● **WORK TO BE COMPLETED**: Extract all lines in the data that contain the word "Welding".

● **THE INPUT**:
.....
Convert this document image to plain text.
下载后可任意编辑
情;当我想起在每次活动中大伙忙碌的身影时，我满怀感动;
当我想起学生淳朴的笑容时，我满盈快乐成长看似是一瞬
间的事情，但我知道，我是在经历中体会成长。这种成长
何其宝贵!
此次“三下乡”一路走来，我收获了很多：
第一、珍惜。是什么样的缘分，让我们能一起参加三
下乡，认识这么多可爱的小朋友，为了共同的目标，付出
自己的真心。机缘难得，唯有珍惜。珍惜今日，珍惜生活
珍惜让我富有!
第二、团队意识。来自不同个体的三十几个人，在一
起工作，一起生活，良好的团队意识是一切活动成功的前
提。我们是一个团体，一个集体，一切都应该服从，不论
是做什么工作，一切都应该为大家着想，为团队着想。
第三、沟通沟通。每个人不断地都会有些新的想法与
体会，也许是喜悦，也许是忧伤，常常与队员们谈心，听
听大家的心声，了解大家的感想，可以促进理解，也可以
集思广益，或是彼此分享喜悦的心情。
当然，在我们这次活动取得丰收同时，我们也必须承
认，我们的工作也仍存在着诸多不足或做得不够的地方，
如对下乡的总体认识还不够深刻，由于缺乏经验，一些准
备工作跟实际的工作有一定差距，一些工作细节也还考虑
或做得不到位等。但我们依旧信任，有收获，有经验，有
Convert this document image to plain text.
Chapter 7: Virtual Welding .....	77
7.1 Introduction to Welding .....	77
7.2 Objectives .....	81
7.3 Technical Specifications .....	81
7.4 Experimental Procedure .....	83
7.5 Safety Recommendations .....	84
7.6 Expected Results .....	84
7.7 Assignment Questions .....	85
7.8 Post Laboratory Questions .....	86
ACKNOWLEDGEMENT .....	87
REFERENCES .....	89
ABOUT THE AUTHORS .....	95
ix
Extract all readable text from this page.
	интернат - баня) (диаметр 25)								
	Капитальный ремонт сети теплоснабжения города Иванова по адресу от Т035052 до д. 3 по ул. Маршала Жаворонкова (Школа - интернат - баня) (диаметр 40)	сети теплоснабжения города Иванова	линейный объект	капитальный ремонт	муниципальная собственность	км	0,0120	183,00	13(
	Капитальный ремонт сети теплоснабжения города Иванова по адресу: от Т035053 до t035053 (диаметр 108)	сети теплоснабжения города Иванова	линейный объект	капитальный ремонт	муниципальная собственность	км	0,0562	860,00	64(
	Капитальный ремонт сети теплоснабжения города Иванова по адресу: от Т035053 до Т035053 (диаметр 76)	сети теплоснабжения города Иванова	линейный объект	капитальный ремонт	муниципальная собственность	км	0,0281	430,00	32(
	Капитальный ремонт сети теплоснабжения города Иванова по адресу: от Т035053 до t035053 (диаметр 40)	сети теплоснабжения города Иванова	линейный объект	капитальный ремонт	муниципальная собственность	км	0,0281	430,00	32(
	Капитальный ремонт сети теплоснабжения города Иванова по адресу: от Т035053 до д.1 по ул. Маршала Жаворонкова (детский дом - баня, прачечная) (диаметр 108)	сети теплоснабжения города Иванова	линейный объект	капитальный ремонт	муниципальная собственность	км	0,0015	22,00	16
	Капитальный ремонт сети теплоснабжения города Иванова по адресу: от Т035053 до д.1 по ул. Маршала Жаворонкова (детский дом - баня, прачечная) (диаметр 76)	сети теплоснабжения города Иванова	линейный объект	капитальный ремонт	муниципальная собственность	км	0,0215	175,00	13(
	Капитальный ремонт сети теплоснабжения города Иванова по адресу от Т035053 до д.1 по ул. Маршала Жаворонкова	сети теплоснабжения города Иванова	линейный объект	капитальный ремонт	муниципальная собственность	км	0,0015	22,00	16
.....
● **TASK ANSWER**:
Chapter 7: Virtual Welding .....	77
7.1 Introduction to Welding .....	77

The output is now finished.